> [RECORD EXTRACTS]:

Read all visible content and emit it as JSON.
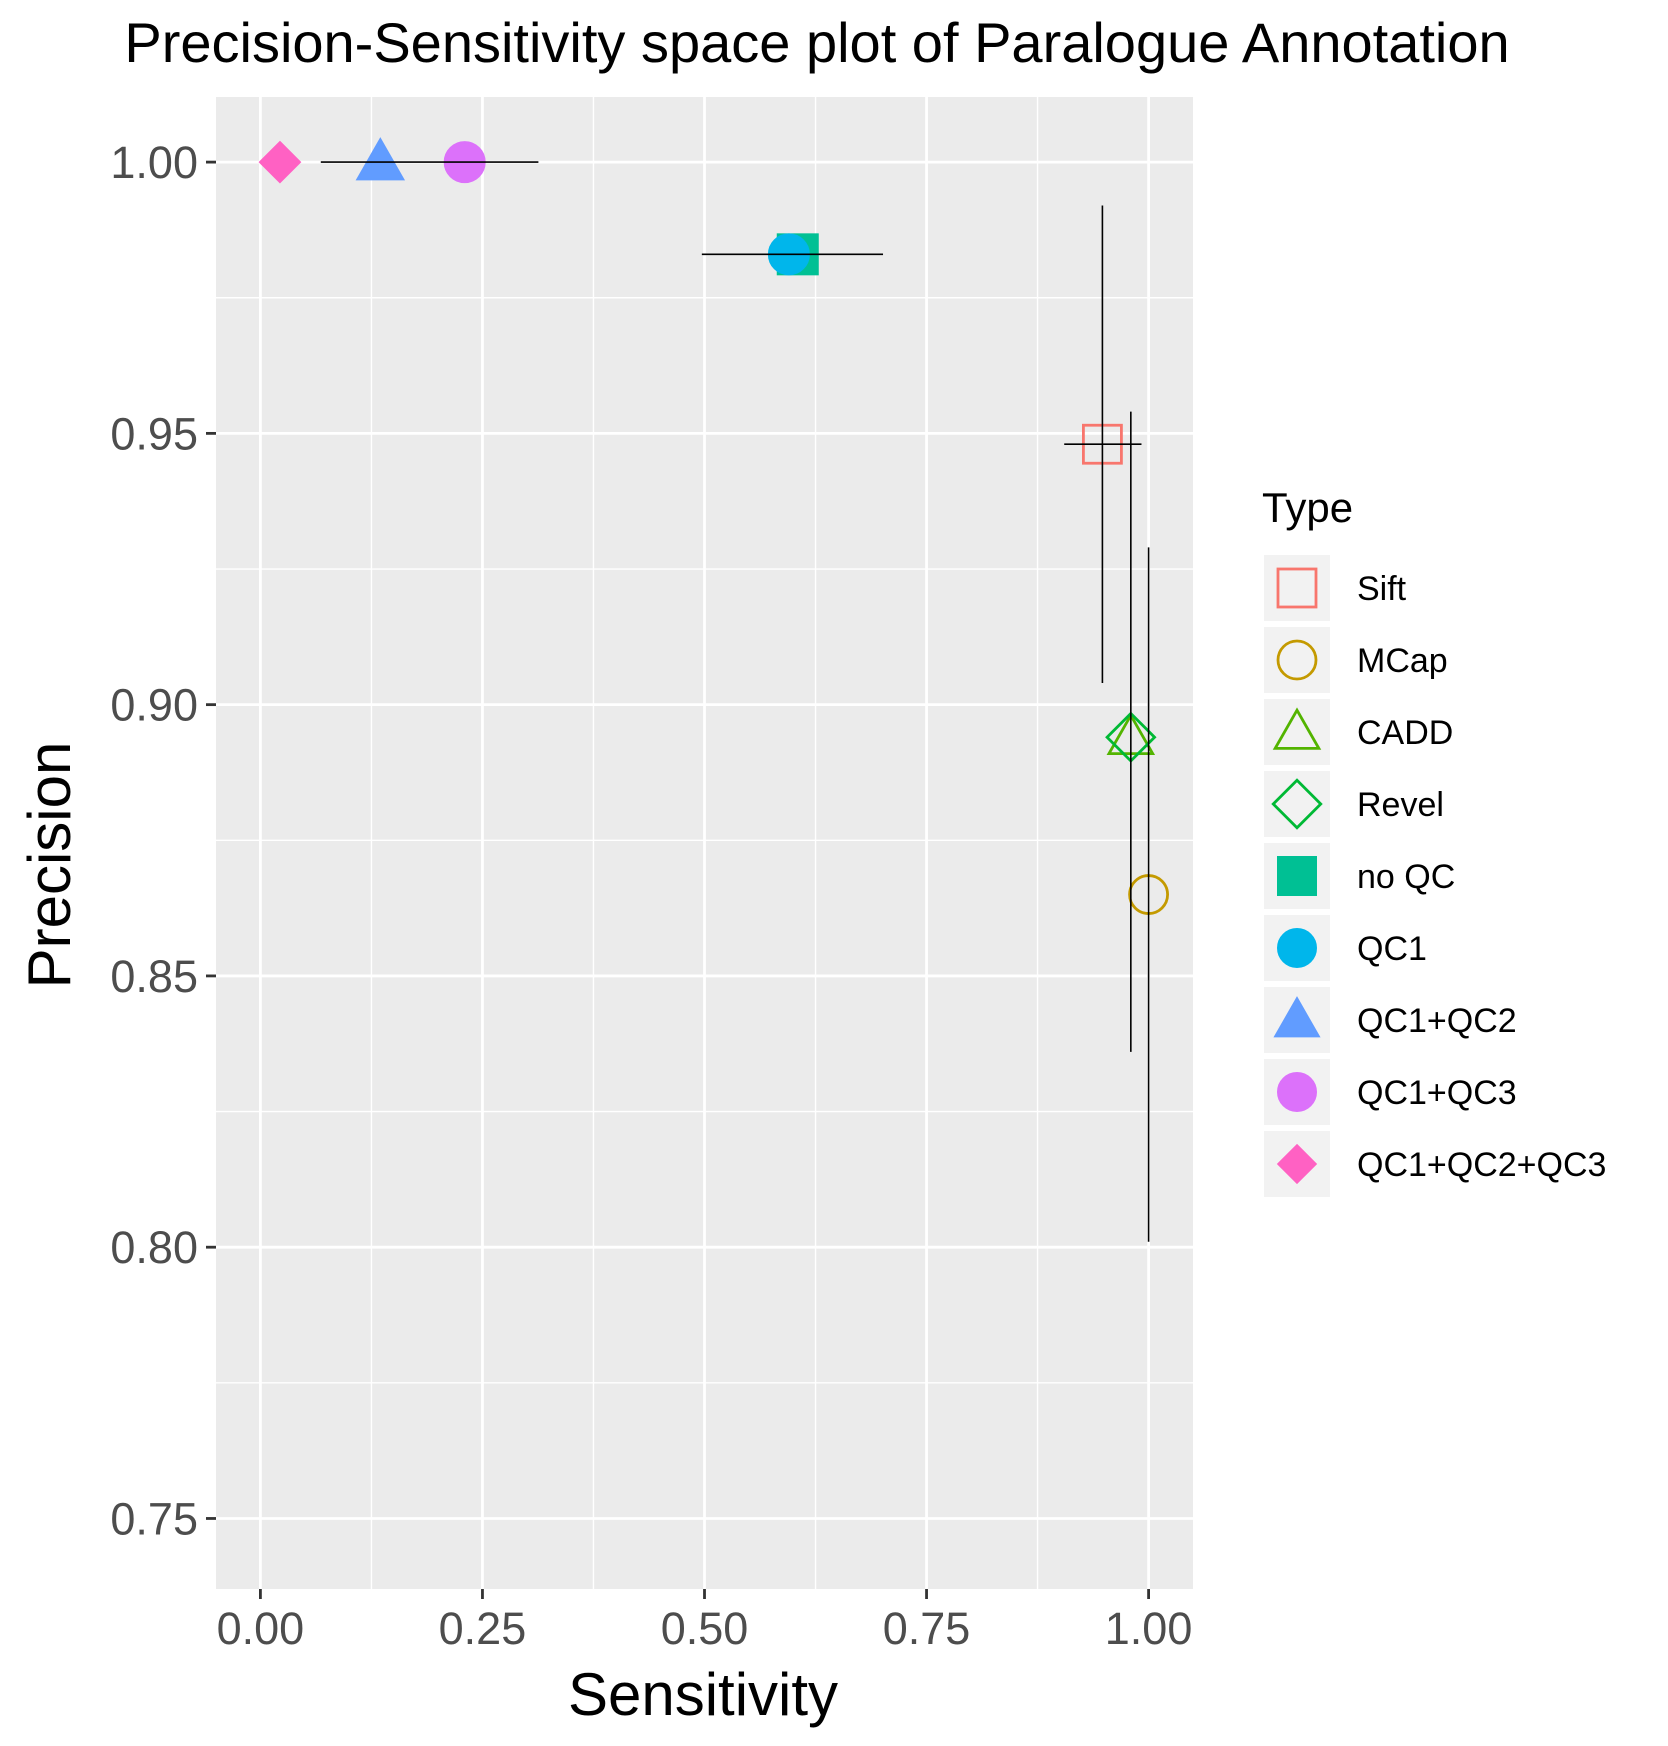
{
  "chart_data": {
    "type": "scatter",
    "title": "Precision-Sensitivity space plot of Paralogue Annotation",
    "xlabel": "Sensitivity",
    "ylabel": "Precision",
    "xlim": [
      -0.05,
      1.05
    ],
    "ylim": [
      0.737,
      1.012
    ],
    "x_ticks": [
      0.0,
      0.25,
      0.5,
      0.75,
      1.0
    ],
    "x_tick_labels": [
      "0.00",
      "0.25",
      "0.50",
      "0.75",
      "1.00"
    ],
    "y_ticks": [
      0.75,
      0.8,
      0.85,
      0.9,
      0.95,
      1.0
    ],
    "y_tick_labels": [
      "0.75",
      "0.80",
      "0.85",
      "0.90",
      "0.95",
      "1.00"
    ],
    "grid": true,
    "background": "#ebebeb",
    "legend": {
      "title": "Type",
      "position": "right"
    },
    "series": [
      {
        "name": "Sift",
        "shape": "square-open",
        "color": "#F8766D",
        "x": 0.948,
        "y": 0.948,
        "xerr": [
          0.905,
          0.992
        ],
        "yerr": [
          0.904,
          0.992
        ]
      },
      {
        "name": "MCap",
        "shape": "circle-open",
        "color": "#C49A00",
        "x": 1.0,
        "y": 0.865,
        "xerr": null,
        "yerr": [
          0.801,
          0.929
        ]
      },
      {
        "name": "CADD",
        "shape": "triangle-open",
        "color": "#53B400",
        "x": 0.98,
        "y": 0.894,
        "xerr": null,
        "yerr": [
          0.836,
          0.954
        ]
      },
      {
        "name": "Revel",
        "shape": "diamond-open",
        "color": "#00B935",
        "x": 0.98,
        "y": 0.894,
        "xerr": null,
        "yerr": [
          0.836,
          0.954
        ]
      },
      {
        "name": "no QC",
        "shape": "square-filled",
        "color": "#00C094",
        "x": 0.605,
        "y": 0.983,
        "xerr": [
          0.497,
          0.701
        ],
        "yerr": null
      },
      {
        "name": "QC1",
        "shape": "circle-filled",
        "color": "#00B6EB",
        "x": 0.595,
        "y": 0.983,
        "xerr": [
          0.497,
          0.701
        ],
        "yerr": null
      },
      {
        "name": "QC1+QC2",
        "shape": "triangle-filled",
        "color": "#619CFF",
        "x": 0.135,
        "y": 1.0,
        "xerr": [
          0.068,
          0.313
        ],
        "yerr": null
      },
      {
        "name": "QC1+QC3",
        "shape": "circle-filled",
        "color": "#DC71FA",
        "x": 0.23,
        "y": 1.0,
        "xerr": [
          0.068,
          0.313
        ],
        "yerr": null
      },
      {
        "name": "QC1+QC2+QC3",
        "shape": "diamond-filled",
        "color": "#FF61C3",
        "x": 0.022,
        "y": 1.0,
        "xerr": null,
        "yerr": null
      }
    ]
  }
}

> [GIVEN REQUEST]: Pick out the lines above containing the word "filled", then copy them.

> [FINISHED EXERCISE]:
        "shape": "square-filled",
        "shape": "circle-filled",
        "shape": "triangle-filled",
        "shape": "circle-filled",
        "shape": "diamond-filled",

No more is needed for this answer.